Work to be completed - Go through the entries and transcribe each one exactly, dropping the pictures.

══════

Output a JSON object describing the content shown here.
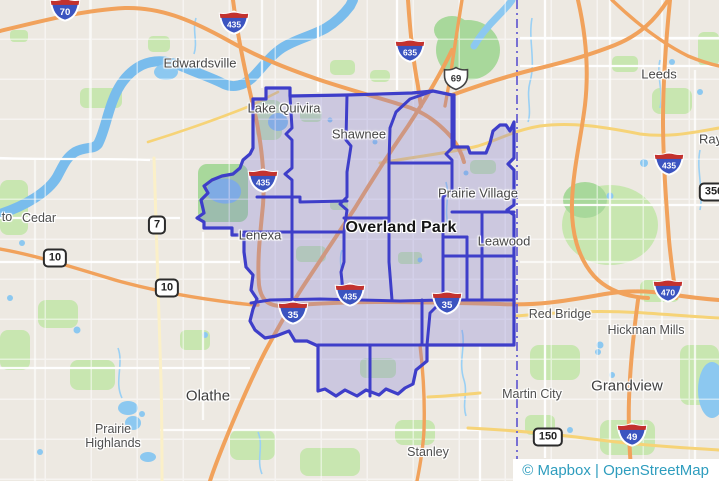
{
  "attribution": {
    "text": "© Mapbox | OpenStreetMap"
  },
  "labels": {
    "edwardsville": "Edwardsville",
    "lake_quivira": "Lake Quivira",
    "shawnee": "Shawnee",
    "prairie_village": "Prairie Village",
    "lenexa": "Lenexa",
    "overland_park": "Overland Park",
    "leawood": "Leawood",
    "leeds": "Leeds",
    "raytown": "Raytown",
    "cedar": "Cedar",
    "de_soto_partial": "to",
    "red_bridge": "Red Bridge",
    "hickman_mills": "Hickman Mills",
    "martin_city": "Martin City",
    "grandview": "Grandview",
    "olathe": "Olathe",
    "prairie_highlands": "Prairie Highlands",
    "stanley": "Stanley"
  },
  "shields": {
    "i70": "70",
    "i435_nw": "435",
    "i635": "635",
    "us69": "69",
    "i435_w": "435",
    "i435_e": "435",
    "mo350": "350",
    "k7": "7",
    "k10_a": "10",
    "k10_b": "10",
    "i435_s": "435",
    "i35_sw": "35",
    "i35_se": "35",
    "i470": "470",
    "mo150": "150",
    "i49": "49"
  },
  "colors": {
    "land": "#EDE9E2",
    "park_green": "#C8E6B0",
    "water": "#8CC8F0",
    "highway_orange": "#F1A25C",
    "road_yellow": "#F6D377",
    "overlay_fill": "#817ED8",
    "overlay_border": "#3E3EC9",
    "state_boundary": "#6A63D2",
    "interstate_blue": "#3B54C0",
    "interstate_red": "#C3322E",
    "attribution_text": "#2E9DBE"
  }
}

══════

Solved exercise -
Output a JSON object describing the content shown here.
{
  "attribution": {
    "text": "© Mapbox | OpenStreetMap"
  },
  "labels": {
    "edwardsville": "Edwardsville",
    "lake_quivira": "Lake Quivira",
    "shawnee": "Shawnee",
    "prairie_village": "Prairie Village",
    "lenexa": "Lenexa",
    "overland_park": "Overland Park",
    "leawood": "Leawood",
    "leeds": "Leeds",
    "raytown": "Raytown",
    "cedar": "Cedar",
    "de_soto_partial": "to",
    "red_bridge": "Red Bridge",
    "hickman_mills": "Hickman Mills",
    "martin_city": "Martin City",
    "grandview": "Grandview",
    "olathe": "Olathe",
    "prairie_highlands": "Prairie Highlands",
    "stanley": "Stanley"
  },
  "shields": {
    "i70": "70",
    "i435_nw": "435",
    "i635": "635",
    "us69": "69",
    "i435_w": "435",
    "i435_e": "435",
    "mo350": "350",
    "k7": "7",
    "k10_a": "10",
    "k10_b": "10",
    "i435_s": "435",
    "i35_sw": "35",
    "i35_se": "35",
    "i470": "470",
    "mo150": "150",
    "i49": "49"
  },
  "colors": {
    "land": "#EDE9E2",
    "park_green": "#C8E6B0",
    "water": "#8CC8F0",
    "highway_orange": "#F1A25C",
    "road_yellow": "#F6D377",
    "overlay_fill": "#817ED8",
    "overlay_border": "#3E3EC9",
    "state_boundary": "#6A63D2",
    "interstate_blue": "#3B54C0",
    "interstate_red": "#C3322E",
    "attribution_text": "#2E9DBE"
  }
}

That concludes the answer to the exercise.